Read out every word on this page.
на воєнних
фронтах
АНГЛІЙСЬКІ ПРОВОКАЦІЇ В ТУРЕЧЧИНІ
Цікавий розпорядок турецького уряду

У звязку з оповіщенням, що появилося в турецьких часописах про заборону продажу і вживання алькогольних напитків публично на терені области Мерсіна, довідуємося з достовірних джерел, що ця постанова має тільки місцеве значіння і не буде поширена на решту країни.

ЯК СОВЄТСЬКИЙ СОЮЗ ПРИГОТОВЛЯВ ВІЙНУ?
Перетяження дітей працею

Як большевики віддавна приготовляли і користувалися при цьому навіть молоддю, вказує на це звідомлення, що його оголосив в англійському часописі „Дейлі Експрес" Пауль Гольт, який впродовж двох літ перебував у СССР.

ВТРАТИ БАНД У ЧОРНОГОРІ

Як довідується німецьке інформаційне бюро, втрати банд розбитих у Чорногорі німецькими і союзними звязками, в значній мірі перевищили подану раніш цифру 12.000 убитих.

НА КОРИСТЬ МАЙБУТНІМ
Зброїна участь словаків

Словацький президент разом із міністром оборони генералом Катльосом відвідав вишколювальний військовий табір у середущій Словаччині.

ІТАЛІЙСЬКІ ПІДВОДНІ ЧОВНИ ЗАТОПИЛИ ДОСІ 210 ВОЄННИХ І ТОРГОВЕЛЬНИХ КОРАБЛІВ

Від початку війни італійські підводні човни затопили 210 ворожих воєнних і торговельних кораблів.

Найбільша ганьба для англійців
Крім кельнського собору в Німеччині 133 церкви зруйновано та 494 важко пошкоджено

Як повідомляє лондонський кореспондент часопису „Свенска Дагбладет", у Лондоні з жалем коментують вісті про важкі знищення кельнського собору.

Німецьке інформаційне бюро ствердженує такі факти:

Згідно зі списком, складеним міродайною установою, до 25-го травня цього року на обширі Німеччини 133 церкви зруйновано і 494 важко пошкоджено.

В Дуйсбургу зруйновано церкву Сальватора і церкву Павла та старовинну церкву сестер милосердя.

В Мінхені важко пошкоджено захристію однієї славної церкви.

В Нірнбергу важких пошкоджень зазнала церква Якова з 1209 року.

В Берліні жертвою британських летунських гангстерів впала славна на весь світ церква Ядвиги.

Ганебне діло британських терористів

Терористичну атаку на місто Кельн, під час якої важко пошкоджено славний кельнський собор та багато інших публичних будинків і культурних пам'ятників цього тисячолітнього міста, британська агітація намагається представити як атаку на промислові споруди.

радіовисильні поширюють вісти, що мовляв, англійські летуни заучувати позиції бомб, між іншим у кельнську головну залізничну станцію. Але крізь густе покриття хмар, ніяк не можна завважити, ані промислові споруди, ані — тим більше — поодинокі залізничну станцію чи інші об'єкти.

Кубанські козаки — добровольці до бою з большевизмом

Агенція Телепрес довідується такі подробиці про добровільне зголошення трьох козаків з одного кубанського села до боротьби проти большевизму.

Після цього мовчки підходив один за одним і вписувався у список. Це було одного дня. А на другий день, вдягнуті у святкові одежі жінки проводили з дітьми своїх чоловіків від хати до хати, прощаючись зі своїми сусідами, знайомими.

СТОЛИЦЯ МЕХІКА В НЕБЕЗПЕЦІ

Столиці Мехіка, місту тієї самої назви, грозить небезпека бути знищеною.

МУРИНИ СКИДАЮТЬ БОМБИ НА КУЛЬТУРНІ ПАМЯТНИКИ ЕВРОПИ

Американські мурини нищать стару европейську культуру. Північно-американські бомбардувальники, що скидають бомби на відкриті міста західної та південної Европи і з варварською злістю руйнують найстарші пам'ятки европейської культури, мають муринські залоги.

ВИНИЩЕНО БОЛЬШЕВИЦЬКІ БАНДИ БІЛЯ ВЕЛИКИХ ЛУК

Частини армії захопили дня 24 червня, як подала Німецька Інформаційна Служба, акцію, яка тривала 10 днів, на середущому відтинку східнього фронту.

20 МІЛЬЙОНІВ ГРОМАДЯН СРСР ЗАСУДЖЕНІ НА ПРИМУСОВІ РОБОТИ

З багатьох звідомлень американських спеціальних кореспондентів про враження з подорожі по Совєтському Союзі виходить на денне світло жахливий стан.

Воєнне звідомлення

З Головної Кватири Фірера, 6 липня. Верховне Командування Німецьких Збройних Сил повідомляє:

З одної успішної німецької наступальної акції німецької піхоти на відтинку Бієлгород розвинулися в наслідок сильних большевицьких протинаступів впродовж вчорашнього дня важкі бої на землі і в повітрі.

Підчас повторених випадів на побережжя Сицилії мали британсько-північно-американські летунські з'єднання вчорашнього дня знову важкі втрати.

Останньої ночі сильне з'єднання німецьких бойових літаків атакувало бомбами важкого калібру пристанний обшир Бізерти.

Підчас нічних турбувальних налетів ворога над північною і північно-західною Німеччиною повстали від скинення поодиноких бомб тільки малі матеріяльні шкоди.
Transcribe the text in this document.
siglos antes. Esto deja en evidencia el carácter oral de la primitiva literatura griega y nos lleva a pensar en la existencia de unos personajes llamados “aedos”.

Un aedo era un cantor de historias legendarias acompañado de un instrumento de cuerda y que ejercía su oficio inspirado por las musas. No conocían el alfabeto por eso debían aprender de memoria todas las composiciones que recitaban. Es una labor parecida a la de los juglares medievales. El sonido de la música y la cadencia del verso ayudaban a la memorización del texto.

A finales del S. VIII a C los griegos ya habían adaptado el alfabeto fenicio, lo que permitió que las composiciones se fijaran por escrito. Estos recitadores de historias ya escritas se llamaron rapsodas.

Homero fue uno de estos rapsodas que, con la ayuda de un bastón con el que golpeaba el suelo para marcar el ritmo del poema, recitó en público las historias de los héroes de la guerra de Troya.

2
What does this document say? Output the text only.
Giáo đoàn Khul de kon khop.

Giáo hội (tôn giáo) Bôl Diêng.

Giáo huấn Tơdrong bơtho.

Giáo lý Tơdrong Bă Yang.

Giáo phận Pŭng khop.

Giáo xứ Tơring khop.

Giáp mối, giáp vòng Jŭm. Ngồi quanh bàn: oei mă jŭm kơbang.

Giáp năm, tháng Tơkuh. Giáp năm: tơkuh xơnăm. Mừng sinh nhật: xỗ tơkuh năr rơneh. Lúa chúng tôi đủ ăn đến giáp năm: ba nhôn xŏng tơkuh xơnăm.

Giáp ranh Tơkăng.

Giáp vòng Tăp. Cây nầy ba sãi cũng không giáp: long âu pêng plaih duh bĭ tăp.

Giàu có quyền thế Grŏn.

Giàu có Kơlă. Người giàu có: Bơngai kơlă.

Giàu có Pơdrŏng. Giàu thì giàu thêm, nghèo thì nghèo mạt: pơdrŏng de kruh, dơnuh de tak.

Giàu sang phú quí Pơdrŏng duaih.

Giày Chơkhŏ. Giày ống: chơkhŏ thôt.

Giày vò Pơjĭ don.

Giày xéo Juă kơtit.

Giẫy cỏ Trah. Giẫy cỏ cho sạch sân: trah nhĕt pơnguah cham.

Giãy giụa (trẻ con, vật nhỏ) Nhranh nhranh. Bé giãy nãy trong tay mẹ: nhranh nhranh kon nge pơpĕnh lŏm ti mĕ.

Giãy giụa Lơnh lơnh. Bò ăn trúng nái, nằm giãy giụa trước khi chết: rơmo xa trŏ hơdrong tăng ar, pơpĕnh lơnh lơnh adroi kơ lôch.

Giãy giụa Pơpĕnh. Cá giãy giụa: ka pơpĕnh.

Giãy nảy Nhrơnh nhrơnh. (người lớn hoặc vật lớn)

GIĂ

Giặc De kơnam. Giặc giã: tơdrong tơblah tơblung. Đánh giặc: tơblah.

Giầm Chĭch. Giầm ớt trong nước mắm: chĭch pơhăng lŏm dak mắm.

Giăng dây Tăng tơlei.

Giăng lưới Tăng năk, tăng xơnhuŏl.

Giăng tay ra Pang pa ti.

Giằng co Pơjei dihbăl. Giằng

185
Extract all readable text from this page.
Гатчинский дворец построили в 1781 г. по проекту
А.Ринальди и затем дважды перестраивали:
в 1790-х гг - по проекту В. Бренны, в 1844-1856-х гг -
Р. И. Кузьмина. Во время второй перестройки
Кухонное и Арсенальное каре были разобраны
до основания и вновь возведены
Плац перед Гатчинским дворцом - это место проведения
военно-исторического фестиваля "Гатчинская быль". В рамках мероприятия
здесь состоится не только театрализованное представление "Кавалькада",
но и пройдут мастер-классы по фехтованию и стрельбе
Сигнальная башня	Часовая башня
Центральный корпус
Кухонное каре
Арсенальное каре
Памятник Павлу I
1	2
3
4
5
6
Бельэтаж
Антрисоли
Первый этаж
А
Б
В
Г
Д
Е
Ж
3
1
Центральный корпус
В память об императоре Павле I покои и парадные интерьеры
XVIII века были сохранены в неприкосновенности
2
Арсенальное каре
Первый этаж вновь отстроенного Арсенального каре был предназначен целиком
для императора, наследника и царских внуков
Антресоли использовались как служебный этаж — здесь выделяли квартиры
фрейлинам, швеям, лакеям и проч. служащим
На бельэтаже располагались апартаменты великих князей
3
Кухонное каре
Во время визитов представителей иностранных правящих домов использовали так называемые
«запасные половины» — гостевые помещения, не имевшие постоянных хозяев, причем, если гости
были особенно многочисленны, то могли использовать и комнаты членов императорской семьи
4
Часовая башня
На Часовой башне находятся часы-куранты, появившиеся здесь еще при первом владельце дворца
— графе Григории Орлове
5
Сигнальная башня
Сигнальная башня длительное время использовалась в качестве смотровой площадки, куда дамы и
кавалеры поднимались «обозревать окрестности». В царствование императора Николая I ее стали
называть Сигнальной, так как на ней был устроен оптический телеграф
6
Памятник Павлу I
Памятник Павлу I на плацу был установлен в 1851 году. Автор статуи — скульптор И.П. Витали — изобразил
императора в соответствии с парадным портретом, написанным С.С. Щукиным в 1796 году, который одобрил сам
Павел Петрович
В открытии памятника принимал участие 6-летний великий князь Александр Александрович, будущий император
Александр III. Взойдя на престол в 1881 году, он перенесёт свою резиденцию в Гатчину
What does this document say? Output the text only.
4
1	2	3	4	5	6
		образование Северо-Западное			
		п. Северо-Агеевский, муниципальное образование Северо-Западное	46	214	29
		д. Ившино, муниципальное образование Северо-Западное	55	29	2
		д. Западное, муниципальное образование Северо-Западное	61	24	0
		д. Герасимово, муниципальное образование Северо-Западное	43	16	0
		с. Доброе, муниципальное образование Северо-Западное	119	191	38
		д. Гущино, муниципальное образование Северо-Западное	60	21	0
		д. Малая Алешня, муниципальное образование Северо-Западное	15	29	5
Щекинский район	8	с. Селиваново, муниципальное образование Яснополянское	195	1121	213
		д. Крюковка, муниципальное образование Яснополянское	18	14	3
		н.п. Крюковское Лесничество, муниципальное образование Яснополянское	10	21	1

Set task:
In the entries above, count every line containing the word "здесь". Write only the total.

Result:
3